Exercise description :: In the listing below, locate the lines bearing the word "ЯКОСТІ". Copy every one of them.

+++ Input material +++

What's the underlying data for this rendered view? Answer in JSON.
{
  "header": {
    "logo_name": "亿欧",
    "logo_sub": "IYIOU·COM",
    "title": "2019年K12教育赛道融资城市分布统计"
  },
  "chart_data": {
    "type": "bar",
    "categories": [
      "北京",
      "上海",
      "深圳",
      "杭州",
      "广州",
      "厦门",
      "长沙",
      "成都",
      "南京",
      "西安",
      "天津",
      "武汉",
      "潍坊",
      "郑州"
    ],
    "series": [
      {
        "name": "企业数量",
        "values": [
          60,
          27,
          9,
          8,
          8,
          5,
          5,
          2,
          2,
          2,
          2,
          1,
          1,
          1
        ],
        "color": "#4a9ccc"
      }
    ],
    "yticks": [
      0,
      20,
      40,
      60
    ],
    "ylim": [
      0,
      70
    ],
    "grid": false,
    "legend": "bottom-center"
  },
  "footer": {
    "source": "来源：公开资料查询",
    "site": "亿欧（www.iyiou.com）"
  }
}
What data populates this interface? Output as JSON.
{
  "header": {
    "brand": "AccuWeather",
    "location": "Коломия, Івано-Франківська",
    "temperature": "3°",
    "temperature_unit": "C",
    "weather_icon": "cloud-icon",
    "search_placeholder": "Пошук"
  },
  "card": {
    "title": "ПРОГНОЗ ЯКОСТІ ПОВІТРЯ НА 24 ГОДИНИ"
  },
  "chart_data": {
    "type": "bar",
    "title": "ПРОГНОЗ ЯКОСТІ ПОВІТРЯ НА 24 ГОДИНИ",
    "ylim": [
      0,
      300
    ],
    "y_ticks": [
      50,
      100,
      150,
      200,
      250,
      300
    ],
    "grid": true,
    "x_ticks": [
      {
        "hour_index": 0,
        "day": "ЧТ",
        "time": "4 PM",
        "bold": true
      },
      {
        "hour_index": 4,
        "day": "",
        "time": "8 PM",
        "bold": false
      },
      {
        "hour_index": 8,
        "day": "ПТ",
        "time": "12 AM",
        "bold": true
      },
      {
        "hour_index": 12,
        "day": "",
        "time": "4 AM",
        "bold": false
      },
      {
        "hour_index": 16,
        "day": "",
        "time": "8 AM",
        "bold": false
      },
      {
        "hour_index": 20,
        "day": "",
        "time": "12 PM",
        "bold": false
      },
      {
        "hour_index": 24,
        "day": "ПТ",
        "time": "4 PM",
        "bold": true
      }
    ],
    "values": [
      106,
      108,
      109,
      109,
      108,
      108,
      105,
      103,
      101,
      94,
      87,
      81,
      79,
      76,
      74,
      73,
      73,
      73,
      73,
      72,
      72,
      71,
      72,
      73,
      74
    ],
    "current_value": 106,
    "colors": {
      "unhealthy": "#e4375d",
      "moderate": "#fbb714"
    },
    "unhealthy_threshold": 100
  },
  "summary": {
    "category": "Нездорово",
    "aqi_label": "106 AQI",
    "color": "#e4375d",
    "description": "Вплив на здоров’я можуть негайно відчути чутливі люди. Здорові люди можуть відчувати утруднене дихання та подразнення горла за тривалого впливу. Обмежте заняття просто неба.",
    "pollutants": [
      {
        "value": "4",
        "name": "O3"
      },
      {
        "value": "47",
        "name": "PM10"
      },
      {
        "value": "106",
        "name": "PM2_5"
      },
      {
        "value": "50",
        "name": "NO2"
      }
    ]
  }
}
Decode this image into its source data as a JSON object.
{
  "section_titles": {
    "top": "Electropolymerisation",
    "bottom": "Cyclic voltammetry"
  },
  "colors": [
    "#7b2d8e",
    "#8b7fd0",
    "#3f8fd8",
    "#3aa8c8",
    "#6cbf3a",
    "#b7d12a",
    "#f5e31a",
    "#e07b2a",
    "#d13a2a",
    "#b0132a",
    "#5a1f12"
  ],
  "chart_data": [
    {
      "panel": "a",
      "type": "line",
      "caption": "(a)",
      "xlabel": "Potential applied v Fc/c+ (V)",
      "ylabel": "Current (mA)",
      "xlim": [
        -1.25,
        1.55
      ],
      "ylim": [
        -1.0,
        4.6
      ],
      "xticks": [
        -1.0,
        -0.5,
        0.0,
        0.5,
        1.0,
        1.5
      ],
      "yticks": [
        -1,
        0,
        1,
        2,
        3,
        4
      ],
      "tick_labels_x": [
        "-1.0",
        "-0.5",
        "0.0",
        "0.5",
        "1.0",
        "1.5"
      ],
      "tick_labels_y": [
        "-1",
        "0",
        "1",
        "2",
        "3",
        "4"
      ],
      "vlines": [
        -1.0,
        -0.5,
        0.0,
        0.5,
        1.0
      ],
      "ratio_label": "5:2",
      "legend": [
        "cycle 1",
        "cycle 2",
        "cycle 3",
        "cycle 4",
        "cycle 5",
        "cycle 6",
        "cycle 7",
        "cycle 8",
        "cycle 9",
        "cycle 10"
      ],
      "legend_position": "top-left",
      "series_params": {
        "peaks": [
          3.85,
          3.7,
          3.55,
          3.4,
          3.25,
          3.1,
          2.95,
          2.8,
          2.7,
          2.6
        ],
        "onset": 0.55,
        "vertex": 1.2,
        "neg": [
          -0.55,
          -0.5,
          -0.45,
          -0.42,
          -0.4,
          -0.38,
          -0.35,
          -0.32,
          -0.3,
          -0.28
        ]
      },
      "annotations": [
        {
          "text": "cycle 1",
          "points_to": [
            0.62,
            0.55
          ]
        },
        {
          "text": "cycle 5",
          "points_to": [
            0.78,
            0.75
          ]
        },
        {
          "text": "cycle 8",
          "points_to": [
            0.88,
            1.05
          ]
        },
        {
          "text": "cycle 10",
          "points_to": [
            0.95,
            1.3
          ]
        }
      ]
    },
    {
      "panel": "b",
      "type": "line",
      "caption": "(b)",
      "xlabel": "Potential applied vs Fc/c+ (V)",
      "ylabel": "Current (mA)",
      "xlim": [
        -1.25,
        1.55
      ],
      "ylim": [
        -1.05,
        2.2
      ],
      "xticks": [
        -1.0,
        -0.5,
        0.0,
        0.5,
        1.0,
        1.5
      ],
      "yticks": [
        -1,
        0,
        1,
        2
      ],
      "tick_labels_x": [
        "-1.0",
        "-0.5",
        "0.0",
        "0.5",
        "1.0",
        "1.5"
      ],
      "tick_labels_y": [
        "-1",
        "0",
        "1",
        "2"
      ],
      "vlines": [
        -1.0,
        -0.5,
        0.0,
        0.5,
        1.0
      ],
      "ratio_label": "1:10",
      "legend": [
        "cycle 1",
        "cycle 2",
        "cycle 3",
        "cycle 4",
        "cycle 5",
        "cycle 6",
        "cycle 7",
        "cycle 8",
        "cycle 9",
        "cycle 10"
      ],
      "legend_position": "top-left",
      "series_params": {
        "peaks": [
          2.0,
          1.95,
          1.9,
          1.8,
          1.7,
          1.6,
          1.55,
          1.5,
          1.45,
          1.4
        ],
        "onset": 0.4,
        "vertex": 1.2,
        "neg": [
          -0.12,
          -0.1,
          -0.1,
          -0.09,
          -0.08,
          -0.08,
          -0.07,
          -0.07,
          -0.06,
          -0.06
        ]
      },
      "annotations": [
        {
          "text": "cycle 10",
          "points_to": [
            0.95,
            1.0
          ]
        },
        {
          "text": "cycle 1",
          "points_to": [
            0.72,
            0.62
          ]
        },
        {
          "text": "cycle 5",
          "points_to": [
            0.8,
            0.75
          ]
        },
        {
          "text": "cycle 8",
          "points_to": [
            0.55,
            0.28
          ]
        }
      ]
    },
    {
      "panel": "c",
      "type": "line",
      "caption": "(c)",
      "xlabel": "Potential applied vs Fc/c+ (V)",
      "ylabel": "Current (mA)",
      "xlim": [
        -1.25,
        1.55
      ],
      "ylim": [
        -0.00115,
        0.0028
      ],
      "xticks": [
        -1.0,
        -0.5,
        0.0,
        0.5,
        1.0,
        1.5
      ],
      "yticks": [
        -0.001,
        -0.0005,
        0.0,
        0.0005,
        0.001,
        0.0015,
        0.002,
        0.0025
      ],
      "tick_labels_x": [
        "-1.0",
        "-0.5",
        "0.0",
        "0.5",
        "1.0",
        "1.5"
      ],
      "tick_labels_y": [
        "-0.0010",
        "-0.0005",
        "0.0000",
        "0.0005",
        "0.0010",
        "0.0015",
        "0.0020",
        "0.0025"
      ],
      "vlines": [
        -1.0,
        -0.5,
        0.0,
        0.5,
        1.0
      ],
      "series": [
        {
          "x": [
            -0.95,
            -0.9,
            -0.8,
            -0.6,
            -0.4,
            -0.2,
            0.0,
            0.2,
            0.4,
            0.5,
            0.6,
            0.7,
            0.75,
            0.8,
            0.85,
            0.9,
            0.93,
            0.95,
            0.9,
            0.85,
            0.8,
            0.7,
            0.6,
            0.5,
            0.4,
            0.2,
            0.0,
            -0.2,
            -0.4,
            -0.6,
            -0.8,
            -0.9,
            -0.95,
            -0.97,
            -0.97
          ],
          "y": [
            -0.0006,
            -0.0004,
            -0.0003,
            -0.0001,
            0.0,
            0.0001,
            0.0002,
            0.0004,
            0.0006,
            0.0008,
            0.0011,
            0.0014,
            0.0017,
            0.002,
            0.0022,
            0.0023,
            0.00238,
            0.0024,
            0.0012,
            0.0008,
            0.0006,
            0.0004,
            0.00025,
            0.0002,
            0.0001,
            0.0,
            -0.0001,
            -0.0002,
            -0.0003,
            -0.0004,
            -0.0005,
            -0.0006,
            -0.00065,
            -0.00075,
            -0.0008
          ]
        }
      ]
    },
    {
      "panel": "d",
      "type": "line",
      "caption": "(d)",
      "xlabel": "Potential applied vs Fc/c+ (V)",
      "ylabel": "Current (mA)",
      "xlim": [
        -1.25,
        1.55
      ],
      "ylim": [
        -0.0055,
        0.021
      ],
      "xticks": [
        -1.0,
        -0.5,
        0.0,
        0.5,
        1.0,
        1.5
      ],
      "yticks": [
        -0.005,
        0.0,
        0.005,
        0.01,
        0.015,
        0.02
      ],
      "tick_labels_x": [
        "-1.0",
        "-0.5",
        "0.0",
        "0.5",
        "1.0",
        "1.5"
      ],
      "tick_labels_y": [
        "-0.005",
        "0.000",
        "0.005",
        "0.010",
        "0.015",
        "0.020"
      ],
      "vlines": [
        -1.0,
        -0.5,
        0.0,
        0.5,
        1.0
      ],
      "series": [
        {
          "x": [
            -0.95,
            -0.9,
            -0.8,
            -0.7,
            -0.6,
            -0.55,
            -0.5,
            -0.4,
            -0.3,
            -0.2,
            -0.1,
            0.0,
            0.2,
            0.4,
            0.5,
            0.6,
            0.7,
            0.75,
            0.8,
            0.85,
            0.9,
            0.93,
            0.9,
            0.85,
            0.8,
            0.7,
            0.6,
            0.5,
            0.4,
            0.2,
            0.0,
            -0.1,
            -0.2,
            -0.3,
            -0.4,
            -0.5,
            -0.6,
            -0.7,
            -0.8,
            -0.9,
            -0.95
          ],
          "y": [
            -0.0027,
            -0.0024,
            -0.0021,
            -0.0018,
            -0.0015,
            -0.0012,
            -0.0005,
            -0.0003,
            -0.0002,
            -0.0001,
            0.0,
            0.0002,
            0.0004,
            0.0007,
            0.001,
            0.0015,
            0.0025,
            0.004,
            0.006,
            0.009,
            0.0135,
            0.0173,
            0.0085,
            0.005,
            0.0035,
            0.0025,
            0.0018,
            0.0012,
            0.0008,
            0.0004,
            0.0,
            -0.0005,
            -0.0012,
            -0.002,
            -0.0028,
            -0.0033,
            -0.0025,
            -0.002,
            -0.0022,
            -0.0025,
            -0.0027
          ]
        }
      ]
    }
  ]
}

+++

Response ::
    "title": "ПРОГНОЗ ЯКОСТІ ПОВІТРЯ НА 24 ГОДИНИ"
    "title": "ПРОГНОЗ ЯКОСТІ ПОВІТРЯ НА 24 ГОДИНИ",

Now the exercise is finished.